INSTRUCTIONS TO FOLLOW: What is the count of lines that hold the word "this"? Give only the number.

EXTRACTED RECORDS:
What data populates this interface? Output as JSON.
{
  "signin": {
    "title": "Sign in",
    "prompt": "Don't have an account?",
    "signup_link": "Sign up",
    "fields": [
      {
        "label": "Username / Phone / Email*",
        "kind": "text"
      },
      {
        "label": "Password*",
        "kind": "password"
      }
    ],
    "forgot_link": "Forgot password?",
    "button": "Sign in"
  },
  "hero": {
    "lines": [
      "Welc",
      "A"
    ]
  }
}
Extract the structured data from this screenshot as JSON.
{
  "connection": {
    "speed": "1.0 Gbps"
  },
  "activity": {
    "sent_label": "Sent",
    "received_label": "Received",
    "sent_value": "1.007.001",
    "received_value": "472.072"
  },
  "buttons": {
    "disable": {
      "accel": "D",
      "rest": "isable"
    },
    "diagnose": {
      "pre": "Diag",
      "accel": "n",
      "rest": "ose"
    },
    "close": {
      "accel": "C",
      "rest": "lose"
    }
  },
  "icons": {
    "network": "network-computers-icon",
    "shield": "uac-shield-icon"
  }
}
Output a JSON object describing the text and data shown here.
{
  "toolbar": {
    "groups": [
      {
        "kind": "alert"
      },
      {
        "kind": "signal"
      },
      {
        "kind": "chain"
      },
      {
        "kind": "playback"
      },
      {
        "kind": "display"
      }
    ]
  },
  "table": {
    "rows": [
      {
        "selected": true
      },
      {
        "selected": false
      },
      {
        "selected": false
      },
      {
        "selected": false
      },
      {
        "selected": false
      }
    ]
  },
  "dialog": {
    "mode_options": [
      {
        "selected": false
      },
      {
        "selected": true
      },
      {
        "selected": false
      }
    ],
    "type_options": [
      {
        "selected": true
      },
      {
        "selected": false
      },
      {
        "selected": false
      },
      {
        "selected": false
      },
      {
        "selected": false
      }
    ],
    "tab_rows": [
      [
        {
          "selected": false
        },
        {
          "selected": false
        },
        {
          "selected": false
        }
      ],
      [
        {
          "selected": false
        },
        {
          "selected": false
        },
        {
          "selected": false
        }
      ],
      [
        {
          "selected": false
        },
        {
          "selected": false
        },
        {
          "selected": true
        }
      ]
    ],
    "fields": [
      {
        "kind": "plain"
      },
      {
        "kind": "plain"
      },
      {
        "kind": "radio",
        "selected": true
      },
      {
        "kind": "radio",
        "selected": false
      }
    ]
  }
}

COMPLETED TASK: 2